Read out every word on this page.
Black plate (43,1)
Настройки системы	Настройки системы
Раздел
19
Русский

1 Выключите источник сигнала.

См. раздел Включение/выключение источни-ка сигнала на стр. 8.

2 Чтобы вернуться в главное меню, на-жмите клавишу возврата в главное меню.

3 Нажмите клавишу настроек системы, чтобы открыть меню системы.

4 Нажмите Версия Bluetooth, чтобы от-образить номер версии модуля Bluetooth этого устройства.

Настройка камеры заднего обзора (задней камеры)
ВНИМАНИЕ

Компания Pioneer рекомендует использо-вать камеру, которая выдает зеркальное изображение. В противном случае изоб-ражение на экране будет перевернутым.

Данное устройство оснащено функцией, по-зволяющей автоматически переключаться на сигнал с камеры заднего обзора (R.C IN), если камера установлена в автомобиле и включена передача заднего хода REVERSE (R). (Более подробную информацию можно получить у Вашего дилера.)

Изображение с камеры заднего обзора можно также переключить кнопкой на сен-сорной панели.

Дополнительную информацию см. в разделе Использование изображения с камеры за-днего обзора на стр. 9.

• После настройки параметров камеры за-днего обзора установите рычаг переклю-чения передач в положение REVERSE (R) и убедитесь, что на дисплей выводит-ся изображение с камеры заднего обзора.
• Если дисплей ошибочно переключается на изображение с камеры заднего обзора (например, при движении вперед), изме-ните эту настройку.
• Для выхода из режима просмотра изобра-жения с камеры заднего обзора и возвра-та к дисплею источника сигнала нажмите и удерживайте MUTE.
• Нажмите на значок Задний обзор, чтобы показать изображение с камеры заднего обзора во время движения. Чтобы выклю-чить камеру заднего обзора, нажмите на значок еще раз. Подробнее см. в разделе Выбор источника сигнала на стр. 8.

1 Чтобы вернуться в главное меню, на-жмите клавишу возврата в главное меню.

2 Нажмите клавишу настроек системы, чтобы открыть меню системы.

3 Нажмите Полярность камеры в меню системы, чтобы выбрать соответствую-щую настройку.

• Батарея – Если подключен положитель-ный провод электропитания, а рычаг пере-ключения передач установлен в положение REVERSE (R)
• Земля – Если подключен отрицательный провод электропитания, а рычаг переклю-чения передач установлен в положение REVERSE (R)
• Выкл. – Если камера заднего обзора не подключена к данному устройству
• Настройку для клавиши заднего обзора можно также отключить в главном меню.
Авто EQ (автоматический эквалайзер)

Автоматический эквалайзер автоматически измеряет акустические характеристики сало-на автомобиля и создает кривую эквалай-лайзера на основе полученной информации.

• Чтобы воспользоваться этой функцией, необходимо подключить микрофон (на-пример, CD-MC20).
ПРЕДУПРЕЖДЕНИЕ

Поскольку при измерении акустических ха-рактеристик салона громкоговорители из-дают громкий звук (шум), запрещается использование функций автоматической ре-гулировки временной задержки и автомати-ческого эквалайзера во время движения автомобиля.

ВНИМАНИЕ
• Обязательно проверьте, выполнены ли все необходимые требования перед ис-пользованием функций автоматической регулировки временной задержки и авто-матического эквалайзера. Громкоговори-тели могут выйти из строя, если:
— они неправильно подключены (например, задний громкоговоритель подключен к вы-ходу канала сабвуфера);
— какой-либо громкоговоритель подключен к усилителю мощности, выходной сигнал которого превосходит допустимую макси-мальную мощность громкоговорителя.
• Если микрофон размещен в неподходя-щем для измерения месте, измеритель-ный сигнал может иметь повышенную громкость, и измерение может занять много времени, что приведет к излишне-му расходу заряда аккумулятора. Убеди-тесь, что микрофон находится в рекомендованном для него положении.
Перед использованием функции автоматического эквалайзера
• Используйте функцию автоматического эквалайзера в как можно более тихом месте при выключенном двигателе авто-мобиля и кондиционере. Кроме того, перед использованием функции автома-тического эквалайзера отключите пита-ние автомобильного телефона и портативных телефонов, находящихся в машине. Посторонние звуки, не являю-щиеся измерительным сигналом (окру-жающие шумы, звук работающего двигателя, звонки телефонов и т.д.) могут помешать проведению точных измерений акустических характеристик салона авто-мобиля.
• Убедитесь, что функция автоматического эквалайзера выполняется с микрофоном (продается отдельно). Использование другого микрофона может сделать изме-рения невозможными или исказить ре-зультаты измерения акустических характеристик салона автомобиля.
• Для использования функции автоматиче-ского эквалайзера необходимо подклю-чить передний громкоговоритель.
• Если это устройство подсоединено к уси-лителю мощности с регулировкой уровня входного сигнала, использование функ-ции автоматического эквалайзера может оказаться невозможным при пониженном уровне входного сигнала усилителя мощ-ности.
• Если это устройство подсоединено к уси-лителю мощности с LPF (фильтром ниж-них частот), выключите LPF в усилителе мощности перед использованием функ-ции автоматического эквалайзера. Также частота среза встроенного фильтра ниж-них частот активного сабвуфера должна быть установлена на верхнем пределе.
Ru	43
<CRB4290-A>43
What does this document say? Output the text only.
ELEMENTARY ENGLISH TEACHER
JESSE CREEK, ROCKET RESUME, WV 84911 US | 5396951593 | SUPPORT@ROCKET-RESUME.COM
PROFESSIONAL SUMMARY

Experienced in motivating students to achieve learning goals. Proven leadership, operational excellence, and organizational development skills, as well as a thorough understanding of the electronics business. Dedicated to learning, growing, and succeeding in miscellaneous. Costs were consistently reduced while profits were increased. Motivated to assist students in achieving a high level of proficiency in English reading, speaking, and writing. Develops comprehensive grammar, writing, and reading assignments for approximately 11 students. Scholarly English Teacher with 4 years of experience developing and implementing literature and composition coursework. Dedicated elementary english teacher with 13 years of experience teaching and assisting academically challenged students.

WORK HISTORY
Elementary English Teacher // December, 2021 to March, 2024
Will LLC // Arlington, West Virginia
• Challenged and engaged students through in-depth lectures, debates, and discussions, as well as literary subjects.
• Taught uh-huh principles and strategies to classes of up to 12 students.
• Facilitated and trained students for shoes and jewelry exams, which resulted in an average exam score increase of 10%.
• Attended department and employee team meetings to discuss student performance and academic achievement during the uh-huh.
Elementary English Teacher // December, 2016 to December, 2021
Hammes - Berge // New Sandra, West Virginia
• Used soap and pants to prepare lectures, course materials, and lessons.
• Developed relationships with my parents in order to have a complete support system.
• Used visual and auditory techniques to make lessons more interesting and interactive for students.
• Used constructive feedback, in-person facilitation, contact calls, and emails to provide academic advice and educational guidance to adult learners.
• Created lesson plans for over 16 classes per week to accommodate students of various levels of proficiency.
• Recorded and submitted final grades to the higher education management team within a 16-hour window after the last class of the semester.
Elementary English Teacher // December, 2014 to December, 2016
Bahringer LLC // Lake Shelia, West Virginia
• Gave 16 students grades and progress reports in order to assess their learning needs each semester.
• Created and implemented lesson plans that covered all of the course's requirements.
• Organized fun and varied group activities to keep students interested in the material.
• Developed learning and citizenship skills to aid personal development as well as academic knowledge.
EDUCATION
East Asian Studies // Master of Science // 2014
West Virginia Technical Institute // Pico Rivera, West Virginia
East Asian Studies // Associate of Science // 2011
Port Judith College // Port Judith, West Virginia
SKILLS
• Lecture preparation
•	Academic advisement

☆ ☆ ☆ ☆

Copy all lines of the listing above that contain the string "системы".

Настройки системы	Настройки системы
3 Нажмите клавишу настроек системы, чтобы открыть меню системы.
2 Нажмите клавишу настроек системы, чтобы открыть меню системы.
3 Нажмите Полярность камеры в меню системы, чтобы выбрать соответствую-щую настройку.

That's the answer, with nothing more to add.